> TASK INSTRUCTIONS:
Which lines below hold the word "icon"? Copy all of them.

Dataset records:
— BEGIN —

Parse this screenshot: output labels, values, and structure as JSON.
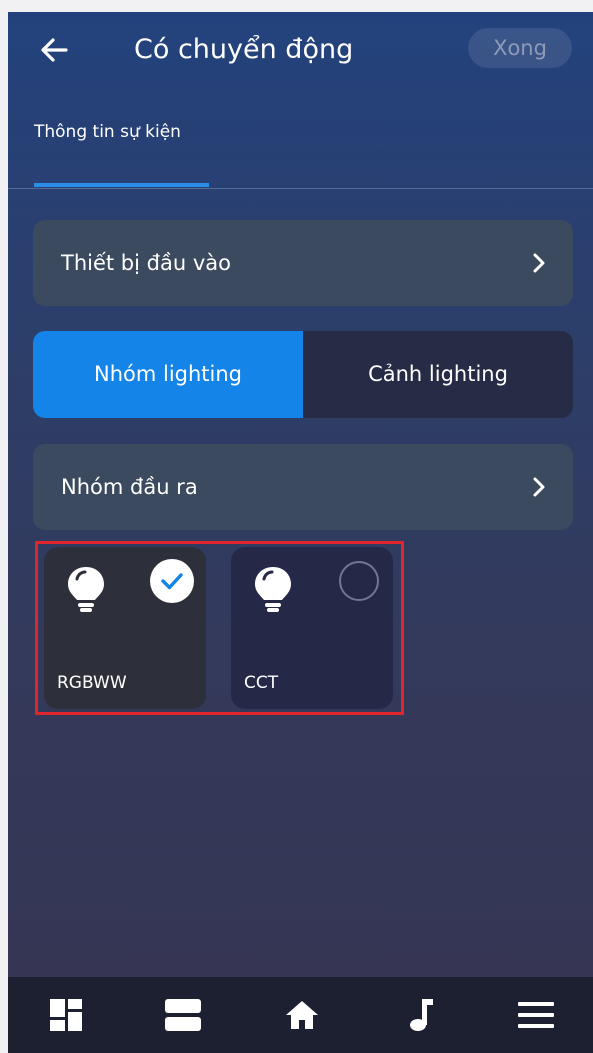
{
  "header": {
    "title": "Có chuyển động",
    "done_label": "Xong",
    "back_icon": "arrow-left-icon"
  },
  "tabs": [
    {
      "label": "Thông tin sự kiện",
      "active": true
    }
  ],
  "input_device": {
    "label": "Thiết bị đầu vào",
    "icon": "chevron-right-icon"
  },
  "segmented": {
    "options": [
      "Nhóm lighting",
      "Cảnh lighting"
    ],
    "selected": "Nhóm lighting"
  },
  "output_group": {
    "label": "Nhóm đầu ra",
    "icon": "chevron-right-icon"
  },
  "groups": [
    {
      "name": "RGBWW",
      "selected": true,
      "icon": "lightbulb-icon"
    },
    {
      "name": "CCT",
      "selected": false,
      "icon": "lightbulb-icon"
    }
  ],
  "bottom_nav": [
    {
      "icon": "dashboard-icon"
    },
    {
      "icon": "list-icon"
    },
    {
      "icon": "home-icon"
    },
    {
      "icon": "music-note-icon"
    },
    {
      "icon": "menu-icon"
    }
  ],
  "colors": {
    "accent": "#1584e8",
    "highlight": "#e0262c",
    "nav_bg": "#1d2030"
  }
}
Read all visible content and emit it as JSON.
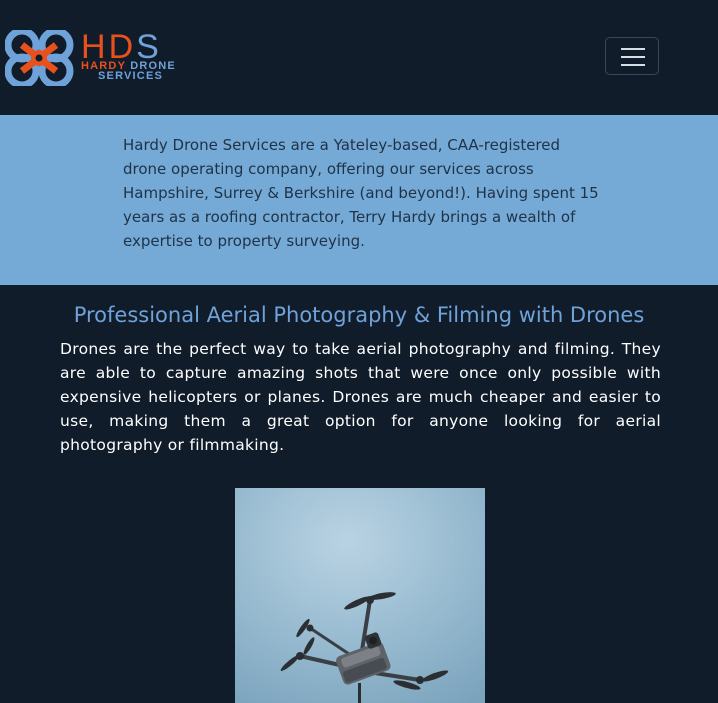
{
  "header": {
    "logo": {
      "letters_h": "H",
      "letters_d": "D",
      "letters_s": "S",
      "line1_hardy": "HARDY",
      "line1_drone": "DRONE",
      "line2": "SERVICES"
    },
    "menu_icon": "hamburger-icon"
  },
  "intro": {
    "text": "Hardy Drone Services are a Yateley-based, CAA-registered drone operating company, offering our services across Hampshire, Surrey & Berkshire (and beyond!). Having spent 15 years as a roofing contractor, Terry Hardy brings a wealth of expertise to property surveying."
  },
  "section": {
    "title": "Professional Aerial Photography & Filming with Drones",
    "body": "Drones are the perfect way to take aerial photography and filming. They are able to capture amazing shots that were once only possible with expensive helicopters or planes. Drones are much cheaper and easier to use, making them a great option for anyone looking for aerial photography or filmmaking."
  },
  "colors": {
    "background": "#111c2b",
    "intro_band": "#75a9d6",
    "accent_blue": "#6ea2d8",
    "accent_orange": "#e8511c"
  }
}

— END —

> ANSWER FOR THE TASK:
    "back_icon": "arrow-left-icon"
    "icon": "chevron-right-icon"
    "icon": "chevron-right-icon"
      "icon": "lightbulb-icon"
      "icon": "lightbulb-icon"
      "icon": "dashboard-icon"
      "icon": "list-icon"
      "icon": "home-icon"
      "icon": "music-note-icon"
      "icon": "menu-icon"
    "menu_icon": "hamburger-icon"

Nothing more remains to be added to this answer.